## begin MATERIAL

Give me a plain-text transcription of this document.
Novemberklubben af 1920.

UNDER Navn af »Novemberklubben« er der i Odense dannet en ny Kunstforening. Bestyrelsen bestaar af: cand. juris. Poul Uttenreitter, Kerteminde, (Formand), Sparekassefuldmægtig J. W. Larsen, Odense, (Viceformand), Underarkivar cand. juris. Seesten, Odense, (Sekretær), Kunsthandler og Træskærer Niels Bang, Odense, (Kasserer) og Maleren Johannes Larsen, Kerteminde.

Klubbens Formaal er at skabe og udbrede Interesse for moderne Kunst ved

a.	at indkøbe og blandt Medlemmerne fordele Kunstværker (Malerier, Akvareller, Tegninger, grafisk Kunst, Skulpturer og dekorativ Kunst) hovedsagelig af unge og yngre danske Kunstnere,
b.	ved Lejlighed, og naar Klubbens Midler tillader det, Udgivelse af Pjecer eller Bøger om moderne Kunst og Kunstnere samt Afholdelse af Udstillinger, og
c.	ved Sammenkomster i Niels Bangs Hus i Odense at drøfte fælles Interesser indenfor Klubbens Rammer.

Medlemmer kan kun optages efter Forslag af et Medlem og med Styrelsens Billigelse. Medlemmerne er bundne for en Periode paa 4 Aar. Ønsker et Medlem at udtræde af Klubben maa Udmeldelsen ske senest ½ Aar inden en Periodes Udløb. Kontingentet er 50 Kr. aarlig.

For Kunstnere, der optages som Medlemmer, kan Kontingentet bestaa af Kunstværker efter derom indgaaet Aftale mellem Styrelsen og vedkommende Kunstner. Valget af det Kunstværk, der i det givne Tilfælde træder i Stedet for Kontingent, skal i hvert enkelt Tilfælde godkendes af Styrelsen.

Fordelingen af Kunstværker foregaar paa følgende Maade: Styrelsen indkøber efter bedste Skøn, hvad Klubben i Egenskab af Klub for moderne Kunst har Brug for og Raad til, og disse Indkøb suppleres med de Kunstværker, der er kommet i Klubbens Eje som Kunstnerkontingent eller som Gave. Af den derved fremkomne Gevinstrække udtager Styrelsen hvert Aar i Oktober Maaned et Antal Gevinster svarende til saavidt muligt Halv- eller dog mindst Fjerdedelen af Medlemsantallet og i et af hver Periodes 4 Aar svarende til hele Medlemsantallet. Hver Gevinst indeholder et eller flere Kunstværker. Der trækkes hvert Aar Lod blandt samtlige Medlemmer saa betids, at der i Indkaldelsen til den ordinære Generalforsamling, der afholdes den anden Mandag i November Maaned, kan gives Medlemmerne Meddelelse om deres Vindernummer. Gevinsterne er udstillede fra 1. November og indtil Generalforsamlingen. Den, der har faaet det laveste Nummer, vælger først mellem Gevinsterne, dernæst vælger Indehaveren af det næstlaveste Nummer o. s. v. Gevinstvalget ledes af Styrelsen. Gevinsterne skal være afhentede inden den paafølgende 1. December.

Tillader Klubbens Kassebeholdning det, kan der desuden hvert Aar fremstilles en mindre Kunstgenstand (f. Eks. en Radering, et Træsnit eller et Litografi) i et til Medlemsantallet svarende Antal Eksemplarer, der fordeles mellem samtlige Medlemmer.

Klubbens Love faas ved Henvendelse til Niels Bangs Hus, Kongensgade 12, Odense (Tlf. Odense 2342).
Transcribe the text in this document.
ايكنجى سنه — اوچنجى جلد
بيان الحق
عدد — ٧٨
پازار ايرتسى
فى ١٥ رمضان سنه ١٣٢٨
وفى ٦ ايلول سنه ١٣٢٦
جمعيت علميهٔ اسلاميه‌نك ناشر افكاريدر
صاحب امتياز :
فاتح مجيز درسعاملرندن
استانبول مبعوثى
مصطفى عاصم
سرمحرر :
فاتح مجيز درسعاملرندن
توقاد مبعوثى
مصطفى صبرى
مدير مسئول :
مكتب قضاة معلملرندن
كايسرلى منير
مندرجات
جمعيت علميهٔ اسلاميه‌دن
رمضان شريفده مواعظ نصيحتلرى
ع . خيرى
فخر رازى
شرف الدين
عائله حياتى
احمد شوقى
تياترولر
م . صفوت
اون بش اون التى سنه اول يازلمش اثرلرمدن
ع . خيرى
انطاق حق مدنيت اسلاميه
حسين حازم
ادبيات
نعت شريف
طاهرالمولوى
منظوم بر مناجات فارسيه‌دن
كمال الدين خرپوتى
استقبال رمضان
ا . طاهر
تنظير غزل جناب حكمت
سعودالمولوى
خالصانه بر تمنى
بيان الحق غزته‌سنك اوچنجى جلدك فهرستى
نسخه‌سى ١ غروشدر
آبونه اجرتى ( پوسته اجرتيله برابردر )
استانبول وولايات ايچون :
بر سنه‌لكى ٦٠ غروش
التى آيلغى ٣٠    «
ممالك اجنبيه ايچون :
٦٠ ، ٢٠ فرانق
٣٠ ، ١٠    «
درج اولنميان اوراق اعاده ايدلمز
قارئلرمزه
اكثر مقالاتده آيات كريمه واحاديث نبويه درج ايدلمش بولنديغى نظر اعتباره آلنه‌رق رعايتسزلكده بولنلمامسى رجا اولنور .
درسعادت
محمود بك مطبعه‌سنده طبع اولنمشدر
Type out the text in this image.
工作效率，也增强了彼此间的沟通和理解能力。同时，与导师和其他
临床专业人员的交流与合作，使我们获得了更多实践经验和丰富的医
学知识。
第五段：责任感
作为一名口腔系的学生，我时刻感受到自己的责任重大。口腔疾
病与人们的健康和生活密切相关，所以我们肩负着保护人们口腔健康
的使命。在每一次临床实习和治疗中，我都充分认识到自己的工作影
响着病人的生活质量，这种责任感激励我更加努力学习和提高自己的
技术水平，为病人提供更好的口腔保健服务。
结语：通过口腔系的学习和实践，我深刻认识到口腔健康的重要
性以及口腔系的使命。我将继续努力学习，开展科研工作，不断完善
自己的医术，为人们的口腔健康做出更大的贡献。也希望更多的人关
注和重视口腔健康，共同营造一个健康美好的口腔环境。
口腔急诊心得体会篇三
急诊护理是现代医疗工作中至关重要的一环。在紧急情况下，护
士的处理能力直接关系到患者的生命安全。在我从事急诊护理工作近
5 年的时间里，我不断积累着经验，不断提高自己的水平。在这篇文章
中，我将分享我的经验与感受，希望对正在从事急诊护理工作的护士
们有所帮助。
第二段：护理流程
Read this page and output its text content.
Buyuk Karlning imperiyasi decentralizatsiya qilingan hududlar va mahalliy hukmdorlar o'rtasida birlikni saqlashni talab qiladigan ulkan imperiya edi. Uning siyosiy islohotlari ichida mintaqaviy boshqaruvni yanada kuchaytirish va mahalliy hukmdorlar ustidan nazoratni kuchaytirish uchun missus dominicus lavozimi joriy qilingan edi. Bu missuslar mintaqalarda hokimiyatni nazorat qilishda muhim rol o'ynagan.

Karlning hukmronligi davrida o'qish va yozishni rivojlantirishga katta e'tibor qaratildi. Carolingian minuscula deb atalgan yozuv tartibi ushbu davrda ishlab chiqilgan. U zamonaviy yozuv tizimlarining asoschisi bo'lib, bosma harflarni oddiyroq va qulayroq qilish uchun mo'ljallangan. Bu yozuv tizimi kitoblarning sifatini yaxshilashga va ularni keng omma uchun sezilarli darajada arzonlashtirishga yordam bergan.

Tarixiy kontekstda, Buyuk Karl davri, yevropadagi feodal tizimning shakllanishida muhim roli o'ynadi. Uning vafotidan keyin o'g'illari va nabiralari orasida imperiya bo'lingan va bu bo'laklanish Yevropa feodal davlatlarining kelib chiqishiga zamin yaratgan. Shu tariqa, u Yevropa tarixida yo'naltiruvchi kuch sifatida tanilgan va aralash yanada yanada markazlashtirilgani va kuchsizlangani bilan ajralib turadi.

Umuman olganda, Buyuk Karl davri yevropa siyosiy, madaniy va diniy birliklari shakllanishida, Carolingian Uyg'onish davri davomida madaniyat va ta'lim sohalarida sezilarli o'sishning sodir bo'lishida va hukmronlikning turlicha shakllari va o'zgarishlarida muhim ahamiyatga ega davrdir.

## end MATERIAL

WORK TO COMPLETE
Scan the listing above. Gather each line that contains the word "اوچنجى".

RESPONSE TO THE TASK
ايكنجى سنه — اوچنجى جلد
بيان الحق غزته‌سنك اوچنجى جلدك فهرستى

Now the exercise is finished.